Works great. Thanks a lot!
2

Way to do it:

a1 = [arr[x] for x in idx] 
a2 = [x for x in arr if x not in a1]

Comments

2

With one traversal:

no, yes = both = [], []
for i, x in enumerate(arr):
    both[i in idx].append(x)

Or (as commented by Chris_Rands):

yes, no = [], []
for i, x in enumerate(arr):
    (yes if i in idx else no).append(x)

Though idx should either be small for this or turned into a set (same goes for the solutions in the other answers, I guess they just don't want to talk about it).

Demo:

>>> if 1:
    arr = [1, 2, 3, 4, 5, 6, 7, 8]
    idx = [0, 3, 4, 6]
    no, yes = both = [], []
    for i, x in enumerate(arr):
        both[i in idx].append(x)

Materials provided:
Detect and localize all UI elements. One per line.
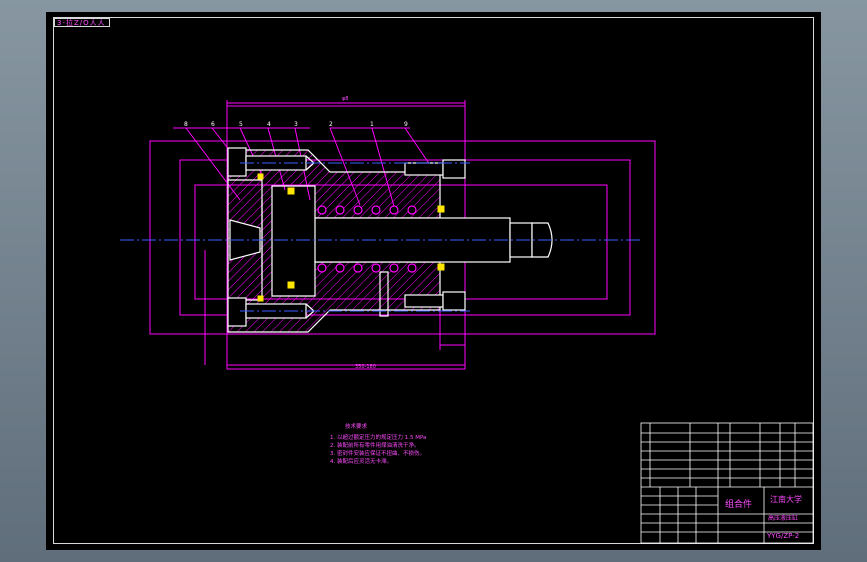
part-name: 高压液压缸	[768, 514, 798, 522]
top-dimension: φ8	[342, 96, 348, 102]
part-balloons: 8 6 5 4 3 2 1 9	[184, 121, 408, 128]
tech-req-line-3: 3. 密封件安装应保证不扭曲、不损伤。	[330, 449, 425, 457]
balloon-3: 3	[294, 121, 298, 128]
cad-drawing: 8 6 5 4 3 2 1 9 φ8 350-180 技术要求 1. 以超过额定…	[120, 96, 814, 544]
tech-req-line-1: 1. 以超过额定压力的规定压力 1.5 MPa	[330, 433, 426, 441]
balloon-4: 4	[267, 121, 271, 128]
title-block	[640, 422, 814, 544]
drawing-number: YYG/ZP-2	[766, 532, 799, 540]
balloon-2: 2	[329, 121, 333, 128]
balloon-5: 5	[239, 121, 243, 128]
technical-requirements: 技术要求 1. 以超过额定压力的规定压力 1.5 MPa 2. 装配前所有零件用…	[330, 422, 426, 465]
tech-req-line-4: 4. 装配后应灵活无卡滞。	[330, 457, 392, 465]
balloon-8: 8	[184, 121, 188, 128]
bottom-dimension: 350-180	[355, 364, 376, 370]
tech-req-line-2: 2. 装配前所有零件用煤油清洗干净。	[330, 441, 420, 449]
school-name: 江南大学	[770, 494, 802, 504]
balloon-1: 1	[370, 121, 374, 128]
title-block-text: 组合件 江南大学 高压液压缸 YYG/ZP-2	[725, 494, 802, 540]
assembly-label: 组合件	[725, 498, 752, 510]
balloon-9: 9	[404, 121, 408, 128]
tech-req-title: 技术要求	[345, 422, 368, 430]
balloon-6: 6	[211, 121, 215, 128]
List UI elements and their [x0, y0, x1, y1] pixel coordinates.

Problems to work on:
**1.** Summarize the text on splitting a list by index in two sentences.
**2.** Reproduce the lines of the records verbatim, starting at the line that contains "514, 798, 522]" and ending at the final line of the records.

Responses to the exercise:
**1.** The text shows how to divide a list into the items at the positions listed in idx and the remaining items, first with two list comprehensions and then with a single traversal that uses enumerate to append each item to one of two lists. It also gives a variant attributed to Chris_Rands and notes that idx should either be small or be turned into a set.

**2.**
part-name: 高压液压缸	[768, 514, 798, 522]
top-dimension: φ8	[342, 96, 348, 102]
part-balloons: 8 6 5 4 3 2 1 9	[184, 121, 408, 128]
tech-req-line-3: 3. 密封件安装应保证不扭曲、不损伤。	[330, 449, 425, 457]
balloon-3: 3	[294, 121, 298, 128]
cad-drawing: 8 6 5 4 3 2 1 9 φ8 350-180 技术要求 1. 以超过额定…	[120, 96, 814, 544]
tech-req-line-1: 1. 以超过额定压力的规定压力 1.5 MPa	[330, 433, 426, 441]
balloon-4: 4	[267, 121, 271, 128]
title-block	[640, 422, 814, 544]
drawing-number: YYG/ZP-2	[766, 532, 799, 540]
balloon-2: 2	[329, 121, 333, 128]
balloon-5: 5	[239, 121, 243, 128]
technical-requirements: 技术要求 1. 以超过额定压力的规定压力 1.5 MPa 2. 装配前所有零件用…	[330, 422, 426, 465]
tech-req-line-4: 4. 装配后应灵活无卡滞。	[330, 457, 392, 465]
balloon-8: 8	[184, 121, 188, 128]
bottom-dimension: 350-180	[355, 364, 376, 370]
tech-req-line-2: 2. 装配前所有零件用煤油清洗干净。	[330, 441, 420, 449]
school-name: 江南大学	[770, 494, 802, 504]
balloon-1: 1	[370, 121, 374, 128]
title-block-text: 组合件 江南大学 高压液压缸 YYG/ZP-2	[725, 494, 802, 540]
assembly-label: 组合件	[725, 498, 752, 510]
balloon-9: 9	[404, 121, 408, 128]
tech-req-title: 技术要求	[345, 422, 368, 430]
balloon-6: 6	[211, 121, 215, 128]
List UI elements and their [x0, y0, x1, y1] pixel coordinates.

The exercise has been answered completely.